§ **EXTRACTED INFORMATION**:
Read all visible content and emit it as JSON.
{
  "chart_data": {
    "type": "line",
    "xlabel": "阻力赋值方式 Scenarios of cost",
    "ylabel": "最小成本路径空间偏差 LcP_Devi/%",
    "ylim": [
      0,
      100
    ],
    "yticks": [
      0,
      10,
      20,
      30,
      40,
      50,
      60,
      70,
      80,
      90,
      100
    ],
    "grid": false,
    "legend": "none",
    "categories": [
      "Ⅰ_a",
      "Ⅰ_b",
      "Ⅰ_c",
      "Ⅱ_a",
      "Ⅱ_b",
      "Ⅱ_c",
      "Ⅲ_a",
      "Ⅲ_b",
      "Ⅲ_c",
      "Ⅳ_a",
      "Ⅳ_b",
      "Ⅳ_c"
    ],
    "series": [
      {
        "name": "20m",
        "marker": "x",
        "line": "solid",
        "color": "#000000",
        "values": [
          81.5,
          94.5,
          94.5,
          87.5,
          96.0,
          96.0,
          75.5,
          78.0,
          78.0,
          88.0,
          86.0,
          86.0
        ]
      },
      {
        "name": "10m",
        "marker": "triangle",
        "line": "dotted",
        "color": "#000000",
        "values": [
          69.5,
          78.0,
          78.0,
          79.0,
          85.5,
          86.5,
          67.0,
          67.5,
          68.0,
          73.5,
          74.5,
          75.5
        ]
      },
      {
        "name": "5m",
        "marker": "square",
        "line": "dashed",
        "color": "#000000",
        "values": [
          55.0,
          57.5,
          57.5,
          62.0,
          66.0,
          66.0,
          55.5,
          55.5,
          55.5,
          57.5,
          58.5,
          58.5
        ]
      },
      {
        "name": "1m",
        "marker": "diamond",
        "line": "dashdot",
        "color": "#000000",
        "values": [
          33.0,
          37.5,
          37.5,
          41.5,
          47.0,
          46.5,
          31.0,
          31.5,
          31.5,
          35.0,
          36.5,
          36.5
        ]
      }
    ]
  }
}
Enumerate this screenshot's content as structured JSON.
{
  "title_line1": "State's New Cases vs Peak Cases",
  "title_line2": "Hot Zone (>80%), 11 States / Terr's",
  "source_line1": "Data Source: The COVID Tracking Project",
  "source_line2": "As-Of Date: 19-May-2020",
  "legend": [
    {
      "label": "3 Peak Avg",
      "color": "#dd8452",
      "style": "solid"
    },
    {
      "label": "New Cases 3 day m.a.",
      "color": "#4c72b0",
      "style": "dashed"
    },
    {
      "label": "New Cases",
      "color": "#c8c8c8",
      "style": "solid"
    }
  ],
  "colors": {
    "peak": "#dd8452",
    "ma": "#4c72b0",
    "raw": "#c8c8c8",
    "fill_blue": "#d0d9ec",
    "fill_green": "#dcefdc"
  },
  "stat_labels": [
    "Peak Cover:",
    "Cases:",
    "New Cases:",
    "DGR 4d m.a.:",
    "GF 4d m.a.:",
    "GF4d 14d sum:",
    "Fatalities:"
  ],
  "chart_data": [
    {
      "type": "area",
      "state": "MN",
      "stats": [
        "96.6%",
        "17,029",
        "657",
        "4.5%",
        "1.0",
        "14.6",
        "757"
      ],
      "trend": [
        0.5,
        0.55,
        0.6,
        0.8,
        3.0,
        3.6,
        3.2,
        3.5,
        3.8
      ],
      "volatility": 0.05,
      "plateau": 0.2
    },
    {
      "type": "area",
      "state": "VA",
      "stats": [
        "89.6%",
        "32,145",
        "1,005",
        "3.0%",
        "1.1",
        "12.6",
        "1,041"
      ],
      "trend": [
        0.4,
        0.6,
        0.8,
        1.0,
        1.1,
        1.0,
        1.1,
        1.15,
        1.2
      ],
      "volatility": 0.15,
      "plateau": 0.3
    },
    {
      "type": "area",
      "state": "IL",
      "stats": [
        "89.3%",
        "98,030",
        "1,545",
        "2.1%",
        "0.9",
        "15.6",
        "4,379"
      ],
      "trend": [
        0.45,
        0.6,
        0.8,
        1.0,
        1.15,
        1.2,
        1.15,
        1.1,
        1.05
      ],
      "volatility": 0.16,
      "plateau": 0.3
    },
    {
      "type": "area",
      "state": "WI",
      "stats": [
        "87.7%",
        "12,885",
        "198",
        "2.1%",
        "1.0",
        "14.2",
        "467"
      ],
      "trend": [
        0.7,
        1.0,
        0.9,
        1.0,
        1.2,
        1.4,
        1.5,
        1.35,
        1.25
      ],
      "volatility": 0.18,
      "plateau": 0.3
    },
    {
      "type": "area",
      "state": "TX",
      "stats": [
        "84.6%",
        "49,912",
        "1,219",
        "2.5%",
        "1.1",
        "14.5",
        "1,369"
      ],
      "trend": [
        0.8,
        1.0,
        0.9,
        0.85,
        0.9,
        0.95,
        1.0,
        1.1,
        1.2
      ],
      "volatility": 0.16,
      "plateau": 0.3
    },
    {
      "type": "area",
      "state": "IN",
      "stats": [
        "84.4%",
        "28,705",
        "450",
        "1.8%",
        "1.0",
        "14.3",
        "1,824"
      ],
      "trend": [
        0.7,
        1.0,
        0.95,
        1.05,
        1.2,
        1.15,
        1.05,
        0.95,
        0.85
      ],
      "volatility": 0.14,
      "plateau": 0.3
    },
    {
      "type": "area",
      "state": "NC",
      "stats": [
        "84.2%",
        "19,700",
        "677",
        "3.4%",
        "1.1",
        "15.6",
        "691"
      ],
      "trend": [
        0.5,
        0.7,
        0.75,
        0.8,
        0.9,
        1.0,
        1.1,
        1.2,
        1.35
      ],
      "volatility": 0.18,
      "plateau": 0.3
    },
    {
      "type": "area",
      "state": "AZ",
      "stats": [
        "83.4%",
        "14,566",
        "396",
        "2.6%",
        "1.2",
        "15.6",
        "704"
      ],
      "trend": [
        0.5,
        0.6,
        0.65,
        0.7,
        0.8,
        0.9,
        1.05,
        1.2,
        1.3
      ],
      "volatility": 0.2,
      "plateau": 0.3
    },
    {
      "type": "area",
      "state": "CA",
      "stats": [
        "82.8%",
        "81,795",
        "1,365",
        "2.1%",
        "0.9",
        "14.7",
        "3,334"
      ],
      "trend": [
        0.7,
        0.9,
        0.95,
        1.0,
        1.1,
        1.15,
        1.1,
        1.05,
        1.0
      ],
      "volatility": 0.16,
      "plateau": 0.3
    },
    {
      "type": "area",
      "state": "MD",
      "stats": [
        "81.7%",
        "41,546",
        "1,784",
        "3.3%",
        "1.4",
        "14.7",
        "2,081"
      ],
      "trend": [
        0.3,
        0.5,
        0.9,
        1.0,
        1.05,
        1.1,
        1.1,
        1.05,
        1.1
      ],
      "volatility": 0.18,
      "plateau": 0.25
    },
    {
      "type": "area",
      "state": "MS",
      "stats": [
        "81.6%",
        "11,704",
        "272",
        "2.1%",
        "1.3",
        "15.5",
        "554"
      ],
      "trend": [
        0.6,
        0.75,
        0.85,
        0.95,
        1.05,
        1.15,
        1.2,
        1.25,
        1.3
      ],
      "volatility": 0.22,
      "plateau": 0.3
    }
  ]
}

§ **SET EXERCISE**: Word for word, quote all of the data above.

§ **FINAL RESULT**:
Read all visible content and emit it as JSON.
{
  "chart_data": {
    "type": "line",
    "xlabel": "阻力赋值方式 Scenarios of cost",
    "ylabel": "最小成本路径空间偏差 LcP_Devi/%",
    "ylim": [
      0,
      100
    ],
    "yticks": [
      0,
      10,
      20,
      30,
      40,
      50,
      60,
      70,
      80,
      90,
      100
    ],
    "grid": false,
    "legend": "none",
    "categories": [
      "Ⅰ_a",
      "Ⅰ_b",
      "Ⅰ_c",
      "Ⅱ_a",
      "Ⅱ_b",
      "Ⅱ_c",
      "Ⅲ_a",
      "Ⅲ_b",
      "Ⅲ_c",
      "Ⅳ_a",
      "Ⅳ_b",
      "Ⅳ_c"
    ],
    "series": [
      {
        "name": "20m",
        "marker": "x",
        "line": "solid",
        "color": "#000000",
        "values": [
          81.5,
          94.5,
          94.5,
          87.5,
          96.0,
          96.0,
          75.5,
          78.0,
          78.0,
          88.0,
          86.0,
          86.0
        ]
      },
      {
        "name": "10m",
        "marker": "triangle",
        "line": "dotted",
        "color": "#000000",
        "values": [
          69.5,
          78.0,
          78.0,
          79.0,
          85.5,
          86.5,
          67.0,
          67.5,
          68.0,
          73.5,
          74.5,
          75.5
        ]
      },
      {
        "name": "5m",
        "marker": "square",
        "line": "dashed",
        "color": "#000000",
        "values": [
          55.0,
          57.5,
          57.5,
          62.0,
          66.0,
          66.0,
          55.5,
          55.5,
          55.5,
          57.5,
          58.5,
          58.5
        ]
      },
      {
        "name": "1m",
        "marker": "diamond",
        "line": "dashdot",
        "color": "#000000",
        "values": [
          33.0,
          37.5,
          37.5,
          41.5,
          47.0,
          46.5,
          31.0,
          31.5,
          31.5,
          35.0,
          36.5,
          36.5
        ]
      }
    ]
  }
}
Enumerate this screenshot's content as structured JSON.
{
  "title_line1": "State's New Cases vs Peak Cases",
  "title_line2": "Hot Zone (>80%), 11 States / Terr's",
  "source_line1": "Data Source: The COVID Tracking Project",
  "source_line2": "As-Of Date: 19-May-2020",
  "legend": [
    {
      "label": "3 Peak Avg",
      "color": "#dd8452",
      "style": "solid"
    },
    {
      "label": "New Cases 3 day m.a.",
      "color": "#4c72b0",
      "style": "dashed"
    },
    {
      "label": "New Cases",
      "color": "#c8c8c8",
      "style": "solid"
    }
  ],
  "colors": {
    "peak": "#dd8452",
    "ma": "#4c72b0",
    "raw": "#c8c8c8",
    "fill_blue": "#d0d9ec",
    "fill_green": "#dcefdc"
  },
  "stat_labels": [
    "Peak Cover:",
    "Cases:",
    "New Cases:",
    "DGR 4d m.a.:",
    "GF 4d m.a.:",
    "GF4d 14d sum:",
    "Fatalities:"
  ],
  "chart_data": [
    {
      "type": "area",
      "state": "MN",
      "stats": [
        "96.6%",
        "17,029",
        "657",
        "4.5%",
        "1.0",
        "14.6",
        "757"
      ],
      "trend": [
        0.5,
        0.55,
        0.6,
        0.8,
        3.0,
        3.6,
        3.2,
        3.5,
        3.8
      ],
      "volatility": 0.05,
      "plateau": 0.2
    },
    {
      "type": "area",
      "state": "VA",
      "stats": [
        "89.6%",
        "32,145",
        "1,005",
        "3.0%",
        "1.1",
        "12.6",
        "1,041"
      ],
      "trend": [
        0.4,
        0.6,
        0.8,
        1.0,
        1.1,
        1.0,
        1.1,
        1.15,
        1.2
      ],
      "volatility": 0.15,
      "plateau": 0.3
    },
    {
      "type": "area",
      "state": "IL",
      "stats": [
        "89.3%",
        "98,030",
        "1,545",
        "2.1%",
        "0.9",
        "15.6",
        "4,379"
      ],
      "trend": [
        0.45,
        0.6,
        0.8,
        1.0,
        1.15,
        1.2,
        1.15,
        1.1,
        1.05
      ],
      "volatility": 0.16,
      "plateau": 0.3
    },
    {
      "type": "area",
      "state": "WI",
      "stats": [
        "87.7%",
        "12,885",
        "198",
        "2.1%",
        "1.0",
        "14.2",
        "467"
      ],
      "trend": [
        0.7,
        1.0,
        0.9,
        1.0,
        1.2,
        1.4,
        1.5,
        1.35,
        1.25
      ],
      "volatility": 0.18,
      "plateau": 0.3
    },
    {
      "type": "area",
      "state": "TX",
      "stats": [
        "84.6%",
        "49,912",
        "1,219",
        "2.5%",
        "1.1",
        "14.5",
        "1,369"
      ],
      "trend": [
        0.8,
        1.0,
        0.9,
        0.85,
        0.9,
        0.95,
        1.0,
        1.1,
        1.2
      ],
      "volatility": 0.16,
      "plateau": 0.3
    },
    {
      "type": "area",
      "state": "IN",
      "stats": [
        "84.4%",
        "28,705",
        "450",
        "1.8%",
        "1.0",
        "14.3",
        "1,824"
      ],
      "trend": [
        0.7,
        1.0,
        0.95,
        1.05,
        1.2,
        1.15,
        1.05,
        0.95,
        0.85
      ],
      "volatility": 0.14,
      "plateau": 0.3
    },
    {
      "type": "area",
      "state": "NC",
      "stats": [
        "84.2%",
        "19,700",
        "677",
        "3.4%",
        "1.1",
        "15.6",
        "691"
      ],
      "trend": [
        0.5,
        0.7,
        0.75,
        0.8,
        0.9,
        1.0,
        1.1,
        1.2,
        1.35
      ],
      "volatility": 0.18,
      "plateau": 0.3
    },
    {
      "type": "area",
      "state": "AZ",
      "stats": [
        "83.4%",
        "14,566",
        "396",
        "2.6%",
        "1.2",
        "15.6",
        "704"
      ],
      "trend": [
        0.5,
        0.6,
        0.65,
        0.7,
        0.8,
        0.9,
        1.05,
        1.2,
        1.3
      ],
      "volatility": 0.2,
      "plateau": 0.3
    },
    {
      "type": "area",
      "state": "CA",
      "stats": [
        "82.8%",
        "81,795",
        "1,365",
        "2.1%",
        "0.9",
        "14.7",
        "3,334"
      ],
      "trend": [
        0.7,
        0.9,
        0.95,
        1.0,
        1.1,
        1.15,
        1.1,
        1.05,
        1.0
      ],
      "volatility": 0.16,
      "plateau": 0.3
    },
    {
      "type": "area",
      "state": "MD",
      "stats": [
        "81.7%",
        "41,546",
        "1,784",
        "3.3%",
        "1.4",
        "14.7",
        "2,081"
      ],
      "trend": [
        0.3,
        0.5,
        0.9,
        1.0,
        1.05,
        1.1,
        1.1,
        1.05,
        1.1
      ],
      "volatility": 0.18,
      "plateau": 0.25
    },
    {
      "type": "area",
      "state": "MS",
      "stats": [
        "81.6%",
        "11,704",
        "272",
        "2.1%",
        "1.3",
        "15.5",
        "554"
      ],
      "trend": [
        0.6,
        0.75,
        0.85,
        0.95,
        1.05,
        1.15,
        1.2,
        1.25,
        1.3
      ],
      "volatility": 0.22,
      "plateau": 0.3
    }
  ]
}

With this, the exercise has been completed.